**YOUR OBJECTIVE:**
Show each line from the listing that includes the word "μακρὰν".

***** INFORMATION GIVEN *****

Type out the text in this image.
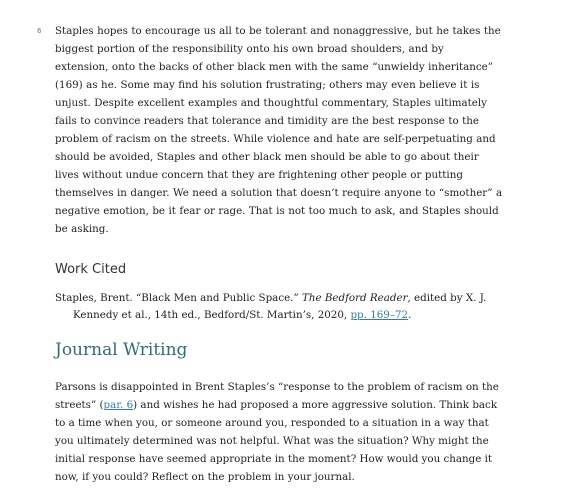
6 Staples hopes to encourage us all to be tolerant and nonaggressive, but he takes the
biggest portion of the responsibility onto his own broad shoulders, and by
extension, onto the backs of other black men with the same “unwieldy inheritance”
(169) as he. Some may find his solution frustrating; others may even believe it is
unjust. Despite excellent examples and thoughtful commentary, Staples ultimately
fails to convince readers that tolerance and timidity are the best response to the
problem of racism on the streets. While violence and hate are self-perpetuating and
should be avoided, Staples and other black men should be able to go about their
lives without undue concern that they are frightening other people or putting
themselves in danger. We need a solution that doesn’t require anyone to “smother” a
negative emotion, be it fear or rage. That is not too much to ask, and Staples should
be asking.

Work Cited

Staples, Brent. “Black Men and Public Space.” The Bedford Reader, edited by X. J.
Kennedy et al., 14th ed., Bedford/St. Martin’s, 2020, pp. 169–72.

Journal Writing

Parsons is disappointed in Brent Staples’s “response to the problem of racism on the
streets” (par. 6) and wishes he had proposed a more aggressive solution. Think back
to a time when you, or someone around you, responded to a situation in a way that
you ultimately determined was not helpful. What was the situation? Why might the
initial response have seemed appropriate in the moment? How would you change it
now, if you could? Reflect on the problem in your journal.
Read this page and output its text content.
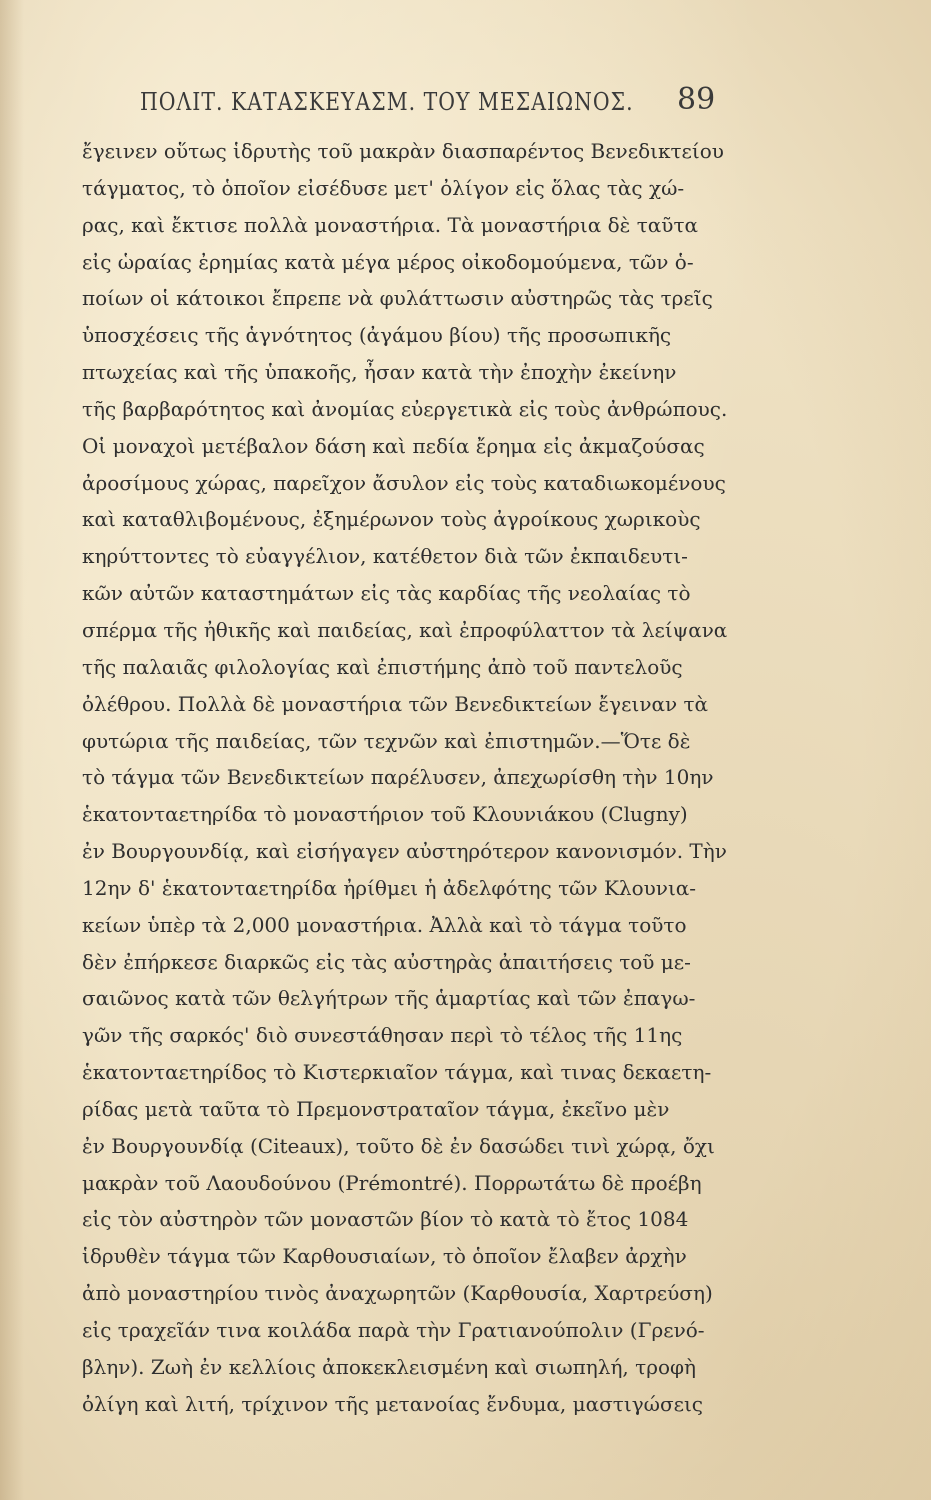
ΠΟΛΙΤ. ΚΑΤΑΣΚΕΥΑΣΜ. ΤΟΥ ΜΕΣΑΙΩΝΟΣ. 89
ἔγεινεν οὕτως ἱδρυτὴς τοῦ μακρὰν διασπαρέντος Βενεδικτείου
τάγματος, τὸ ὁποῖον εἰσέδυσε μετ' ὀλίγον εἰς ὅλας τὰς χώ-
ρας, καὶ ἔκτισε πολλὰ μοναστήρια. Τὰ μοναστήρια δὲ ταῦτα
εἰς ὡραίας ἐρημίας κατὰ μέγα μέρος οἰκοδομούμενα, τῶν ὁ-
ποίων οἱ κάτοικοι ἔπρεπε νὰ φυλάττωσιν αὐστηρῶς τὰς τρεῖς
ὑποσχέσεις τῆς ἁγνότητος (ἀγάμου βίου) τῆς προσωπικῆς
πτωχείας καὶ τῆς ὑπακοῆς, ἦσαν κατὰ τὴν ἐποχὴν ἐκείνην
τῆς βαρβαρότητος καὶ ἀνομίας εὐεργετικὰ εἰς τοὺς ἀνθρώπους.
Οἱ μοναχοὶ μετέβαλον δάση καὶ πεδία ἔρημα εἰς ἀκμαζούσας
ἀροσίμους χώρας, παρεῖχον ἄσυλον εἰς τοὺς καταδιωκομένους
καὶ καταθλιβομένους, ἐξημέρωνον τοὺς ἀγροίκους χωρικοὺς
κηρύττοντες τὸ εὐαγγέλιον, κατέθετον διὰ τῶν ἐκπαιδευτι-
κῶν αὐτῶν καταστημάτων εἰς τὰς καρδίας τῆς νεολαίας τὸ
σπέρμα τῆς ἠθικῆς καὶ παιδείας, καὶ ἐπροφύλαττον τὰ λείψανα
τῆς παλαιᾶς φιλολογίας καὶ ἐπιστήμης ἀπὸ τοῦ παντελοῦς
ὀλέθρου. Πολλὰ δὲ μοναστήρια τῶν Βενεδικτείων ἔγειναν τὰ
φυτώρια τῆς παιδείας, τῶν τεχνῶν καὶ ἐπιστημῶν.—Ὅτε δὲ
τὸ τάγμα τῶν Βενεδικτείων παρέλυσεν, ἀπεχωρίσθη τὴν 10ην
ἑκατονταετηρίδα τὸ μοναστήριον τοῦ Κλουνιάκου (Clugny)
ἐν Βουργουνδίᾳ, καὶ εἰσήγαγεν αὐστηρότερον κανονισμόν. Τὴν
12ην δ' ἑκατονταετηρίδα ἠρίθμει ἡ ἀδελφότης τῶν Κλουνια-
κείων ὑπὲρ τὰ 2,000 μοναστήρια. Ἀλλὰ καὶ τὸ τάγμα τοῦτο
δὲν ἐπήρκεσε διαρκῶς εἰς τὰς αὐστηρὰς ἀπαιτήσεις τοῦ με-
σαιῶνος κατὰ τῶν θελγήτρων τῆς ἁμαρτίας καὶ τῶν ἐπαγω-
γῶν τῆς σαρκός' διὸ συνεστάθησαν περὶ τὸ τέλος τῆς 11ης
ἑκατονταετηρίδος τὸ Κιστερκιαῖον τάγμα, καὶ τινας δεκαετη-
ρίδας μετὰ ταῦτα τὸ Πρεμονστραταῖον τάγμα, ἐκεῖνο μὲν
ἐν Βουργουνδίᾳ (Citeaux), τοῦτο δὲ ἐν δασώδει τινὶ χώρᾳ, ὄχι
μακρὰν τοῦ Λαουδούνου (Prémontré). Πορρωτάτω δὲ προέβη
εἰς τὸν αὐστηρὸν τῶν μοναστῶν βίον τὸ κατὰ τὸ ἔτος 1084
ἱδρυθὲν τάγμα τῶν Καρθουσιαίων, τὸ ὁποῖον ἔλαβεν ἀρχὴν
ἀπὸ μοναστηρίου τινὸς ἀναχωρητῶν (Καρθουσία, Χαρτρεύση)
εἰς τραχεῖάν τινα κοιλάδα παρὰ τὴν Γρατιανούπολιν (Γρενό-
βλην). Ζωὴ ἐν κελλίοις ἀποκεκλεισμένη καὶ σιωπηλή, τροφὴ
ὀλίγη καὶ λιτή, τρίχινον τῆς μετανοίας ἔνδυμα, μαστιγώσεις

*****

**FULL RESPONSE:**
ἔγεινεν οὕτως ἱδρυτὴς τοῦ μακρὰν διασπαρέντος Βενεδικτείου
μακρὰν τοῦ Λαουδούνου (Prémontré). Πορρωτάτω δὲ προέβη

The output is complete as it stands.